**** Supplied information

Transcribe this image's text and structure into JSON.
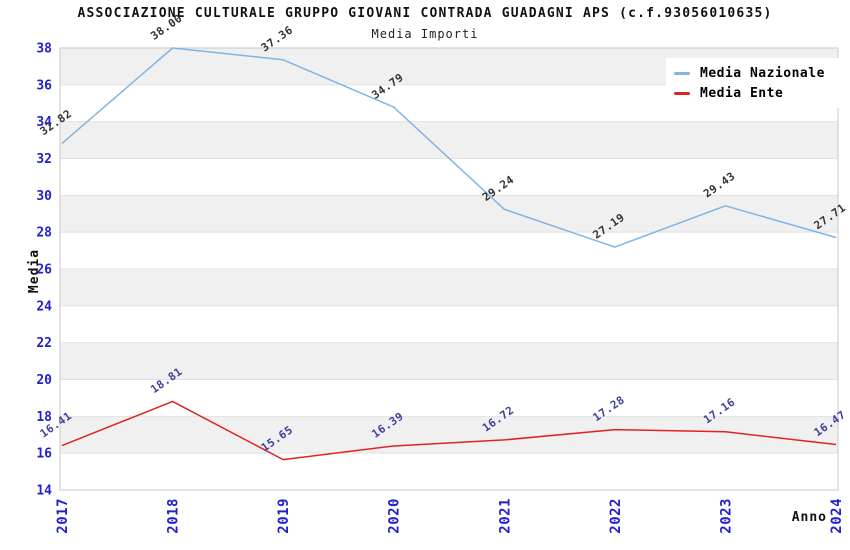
{
  "page": {
    "title": "ASSOCIAZIONE CULTURALE GRUPPO GIOVANI CONTRADA GUADAGNI APS (c.f.93056010635)",
    "subtitle": "Media Importi"
  },
  "chart_data": {
    "type": "line",
    "title": "ASSOCIAZIONE CULTURALE GRUPPO GIOVANI CONTRADA GUADAGNI APS (c.f.93056010635)",
    "subtitle": "Media Importi",
    "xlabel": "Anno",
    "ylabel": "Media",
    "categories": [
      "2017",
      "2018",
      "2019",
      "2020",
      "2021",
      "2022",
      "2023",
      "2024"
    ],
    "series": [
      {
        "name": "Media Nazionale",
        "color": "#82b4e2",
        "label_color": "#333333",
        "values": [
          32.82,
          38.0,
          37.36,
          34.79,
          29.24,
          27.19,
          29.43,
          27.71
        ]
      },
      {
        "name": "Media Ente",
        "color": "#e22222",
        "label_color": "#40409a",
        "values": [
          16.41,
          18.81,
          15.65,
          16.39,
          16.72,
          17.28,
          17.16,
          16.47
        ]
      }
    ],
    "ylim": [
      14,
      38
    ],
    "ytick_step": 2,
    "grid": true,
    "legend_position": "top-right",
    "band_color": "#f0f0f0",
    "gridline_color": "#e2e2e2",
    "plot_border_color": "#c9c9c9",
    "axis_tick_color": "#2222cc",
    "axis_title_color": "#111111"
  }
}
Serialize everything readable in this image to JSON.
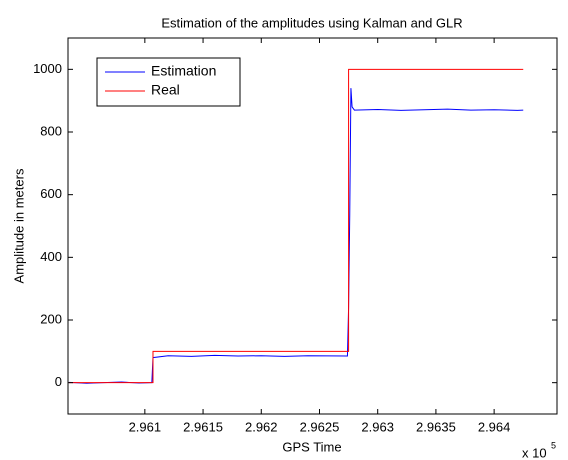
{
  "chart_data": {
    "type": "line",
    "title": "Estimation of the amplitudes using Kalman and GLR",
    "x_label": "GPS Time",
    "y_label": "Amplitude in meters",
    "x_multiplier": {
      "base": "x 10",
      "exponent": "5"
    },
    "xlim": [
      2.96034,
      2.96454
    ],
    "xticks": [
      2.961,
      2.9615,
      2.962,
      2.9625,
      2.963,
      2.9635,
      2.964
    ],
    "ylim": [
      -100,
      1100
    ],
    "yticks": [
      0,
      200,
      400,
      600,
      800,
      1000
    ],
    "grid": false,
    "legend": "upper left",
    "series": [
      {
        "name": "Estimation",
        "color": "#0000ff",
        "x": [
          2.96035,
          2.9605,
          2.96065,
          2.9608,
          2.96095,
          2.96106,
          2.96107,
          2.9612,
          2.9614,
          2.9616,
          2.9618,
          2.962,
          2.9622,
          2.9624,
          2.96274,
          2.96275,
          2.96276,
          2.96277,
          2.96278,
          2.9628,
          2.963,
          2.9632,
          2.9634,
          2.9636,
          2.9638,
          2.964,
          2.9642,
          2.96425
        ],
        "values": [
          1,
          -2,
          0,
          2,
          -1,
          0,
          80,
          86,
          84,
          87,
          85,
          86,
          84,
          86,
          85,
          240,
          540,
          940,
          880,
          870,
          872,
          869,
          871,
          873,
          870,
          871,
          869,
          870
        ]
      },
      {
        "name": "Real",
        "color": "#ff0000",
        "x": [
          2.96035,
          2.96107,
          2.96107,
          2.96275,
          2.96275,
          2.96425
        ],
        "values": [
          0,
          0,
          100,
          100,
          1000,
          1000
        ]
      }
    ]
  }
}
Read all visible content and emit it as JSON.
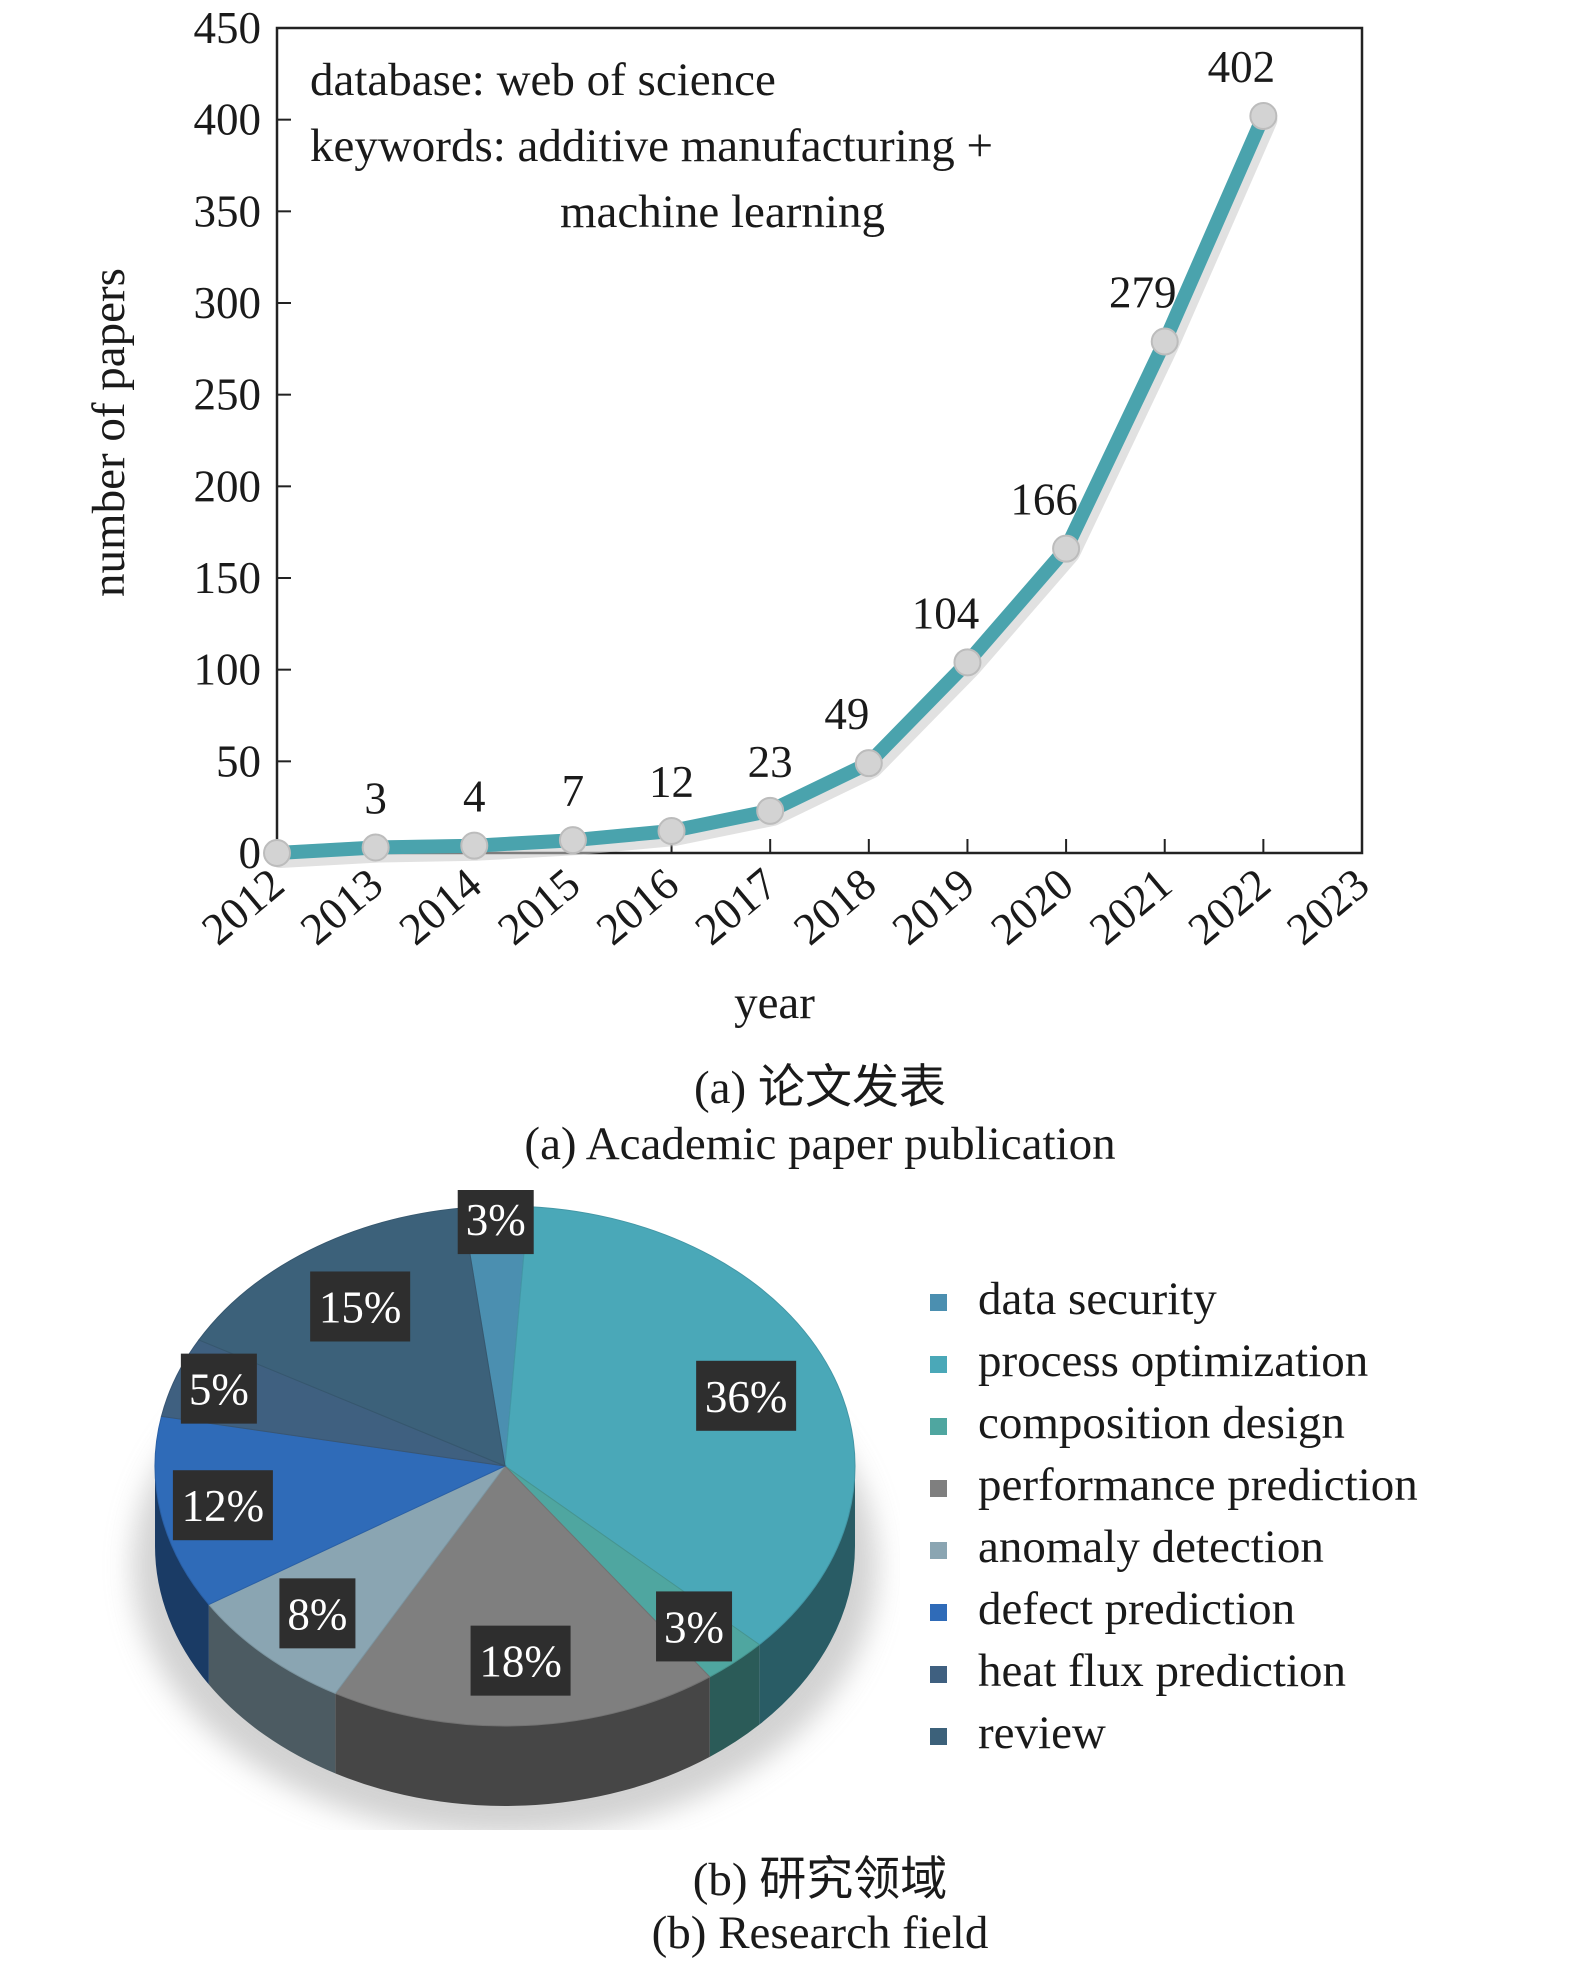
{
  "chart_data": [
    {
      "type": "line",
      "xlabel": "year",
      "ylabel": "number of papers",
      "x_ticks": [
        "2012",
        "2013",
        "2014",
        "2015",
        "2016",
        "2017",
        "2018",
        "2019",
        "2020",
        "2021",
        "2022",
        "2023"
      ],
      "y_ticks": [
        "0",
        "50",
        "100",
        "150",
        "200",
        "250",
        "300",
        "350",
        "400",
        "450"
      ],
      "xlim": [
        2012,
        2023
      ],
      "ylim": [
        0,
        450
      ],
      "x": [
        2012,
        2013,
        2014,
        2015,
        2016,
        2017,
        2018,
        2019,
        2020,
        2021,
        2022
      ],
      "values": [
        0,
        3,
        4,
        7,
        12,
        23,
        49,
        104,
        166,
        279,
        402
      ],
      "data_labels": [
        "",
        "3",
        "4",
        "7",
        "12",
        "23",
        "49",
        "104",
        "166",
        "279",
        "402"
      ],
      "annotation": [
        "database: web of science",
        "keywords: additive manufacturing +",
        "machine learning"
      ],
      "grid": false,
      "colors": {
        "line": "#4aa3ad",
        "marker": "#d3d3d3"
      }
    },
    {
      "type": "pie",
      "categories": [
        "data security",
        "process optimization",
        "composition design",
        "performance prediction",
        "anomaly detection",
        "defect prediction",
        "heat flux prediction",
        "review"
      ],
      "values": [
        3,
        36,
        3,
        18,
        8,
        12,
        5,
        15
      ],
      "value_labels": [
        "3%",
        "36%",
        "3%",
        "18%",
        "8%",
        "12%",
        "5%",
        "15%"
      ],
      "colors": [
        "#4b8fb0",
        "#4aa8b8",
        "#4fa6a0",
        "#7f7f7f",
        "#8aa5b2",
        "#2f6bb8",
        "#3f6080",
        "#3c617a"
      ],
      "legend": "right"
    }
  ],
  "captions": {
    "a_cn": "(a) 论文发表",
    "a_en": "(a) Academic paper publication",
    "b_cn": "(b) 研究领域",
    "b_en": "(b) Research field"
  }
}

********

Exercise description
Give the entries again word for word, but skip the pictures.

Expected answer
Transcribe this image's text and structure into JSON.
{
  "page": {
    "title": "ASSOCIAZIONE CULTURALE GRUPPO GIOVANI CONTRADA GUADAGNI APS (c.f.93056010635)",
    "subtitle": "Media Importi"
  },
  "chart_data": {
    "type": "line",
    "title": "ASSOCIAZIONE CULTURALE GRUPPO GIOVANI CONTRADA GUADAGNI APS (c.f.93056010635)",
    "subtitle": "Media Importi",
    "xlabel": "Anno",
    "ylabel": "Media",
    "categories": [
      "2017",
      "2018",
      "2019",
      "2020",
      "2021",
      "2022",
      "2023",
      "2024"
    ],
    "series": [
      {
        "name": "Media Nazionale",
        "color": "#82b4e2",
        "label_color": "#333333",
        "values": [
          32.82,
          38.0,
          37.36,
          34.79,
          29.24,
          27.19,
          29.43,
          27.71
        ]
      },
      {
        "name": "Media Ente",
        "color": "#e22222",
        "label_color": "#40409a",
        "values": [
          16.41,
          18.81,
          15.65,
          16.39,
          16.72,
          17.28,
          17.16,
          16.47
        ]
      }
    ],
    "ylim": [
      14,
      38
    ],
    "ytick_step": 2,
    "grid": true,
    "legend_position": "top-right",
    "band_color": "#f0f0f0",
    "gridline_color": "#e2e2e2",
    "plot_border_color": "#c9c9c9",
    "axis_tick_color": "#2222cc",
    "axis_title_color": "#111111"
  }
}
Serialize everything readable in this image to JSON.
{
  "chart_data": {
    "type": "line",
    "title": "Estimation of the amplitudes using Kalman and GLR",
    "x_label": "GPS Time",
    "y_label": "Amplitude in meters",
    "x_multiplier": {
      "base": "x 10",
      "exponent": "5"
    },
    "xlim": [
      2.96034,
      2.96454
    ],
    "xticks": [
      2.961,
      2.9615,
      2.962,
      2.9625,
      2.963,
      2.9635,
      2.964
    ],
    "ylim": [
      -100,
      1100
    ],
    "yticks": [
      0,
      200,
      400,
      600,
      800,
      1000
    ],
    "grid": false,
    "legend": "upper left",
    "series": [
      {
        "name": "Estimation",
        "color": "#0000ff",
        "x": [
          2.96035,
          2.9605,
          2.96065,
          2.9608,
          2.96095,
          2.96106,
          2.96107,
          2.9612,
          2.9614,
          2.9616,
          2.9618,
          2.962,
          2.9622,
          2.9624,
          2.96274,
          2.96275,
          2.96276,
          2.96277,
          2.96278,
          2.9628,
          2.963,
          2.9632,
          2.9634,
          2.9636,
          2.9638,
          2.964,
          2.9642,
          2.96425
        ],
        "values": [
          1,
          -2,
          0,
          2,
          -1,
          0,
          80,
          86,
          84,
          87,
          85,
          86,
          84,
          86,
          85,
          240,
          540,
          940,
          880,
          870,
          872,
          869,
          871,
          873,
          870,
          871,
          869,
          870
        ]
      },
      {
        "name": "Real",
        "color": "#ff0000",
        "x": [
          2.96035,
          2.96107,
          2.96107,
          2.96275,
          2.96275,
          2.96425
        ],
        "values": [
          0,
          0,
          100,
          100,
          1000,
          1000
        ]
      }
    ]
  }
}
Read all visible content and emit it as JSON.
{
  "chart_data": [
    {
      "type": "line",
      "xlabel": "year",
      "ylabel": "number of papers",
      "x_ticks": [
        "2012",
        "2013",
        "2014",
        "2015",
        "2016",
        "2017",
        "2018",
        "2019",
        "2020",
        "2021",
        "2022",
        "2023"
      ],
      "y_ticks": [
        "0",
        "50",
        "100",
        "150",
        "200",
        "250",
        "300",
        "350",
        "400",
        "450"
      ],
      "xlim": [
        2012,
        2023
      ],
      "ylim": [
        0,
        450
      ],
      "x": [
        2012,
        2013,
        2014,
        2015,
        2016,
        2017,
        2018,
        2019,
        2020,
        2021,
        2022
      ],
      "values": [
        0,
        3,
        4,
        7,
        12,
        23,
        49,
        104,
        166,
        279,
        402
      ],
      "data_labels": [
        "",
        "3",
        "4",
        "7",
        "12",
        "23",
        "49",
        "104",
        "166",
        "279",
        "402"
      ],
      "annotation": [
        "database: web of science",
        "keywords: additive manufacturing +",
        "machine learning"
      ],
      "grid": false,
      "colors": {
        "line": "#4aa3ad",
        "marker": "#d3d3d3"
      }
    },
    {
      "type": "pie",
      "categories": [
        "data security",
        "process optimization",
        "composition design",
        "performance prediction",
        "anomaly detection",
        "defect prediction",
        "heat flux prediction",
        "review"
      ],
      "values": [
        3,
        36,
        3,
        18,
        8,
        12,
        5,
        15
      ],
      "value_labels": [
        "3%",
        "36%",
        "3%",
        "18%",
        "8%",
        "12%",
        "5%",
        "15%"
      ],
      "colors": [
        "#4b8fb0",
        "#4aa8b8",
        "#4fa6a0",
        "#7f7f7f",
        "#8aa5b2",
        "#2f6bb8",
        "#3f6080",
        "#3c617a"
      ],
      "legend": "right"
    }
  ],
  "captions": {
    "a_cn": "(a) 论文发表",
    "a_en": "(a) Academic paper publication",
    "b_cn": "(b) 研究领域",
    "b_en": "(b) Research field"
  }
}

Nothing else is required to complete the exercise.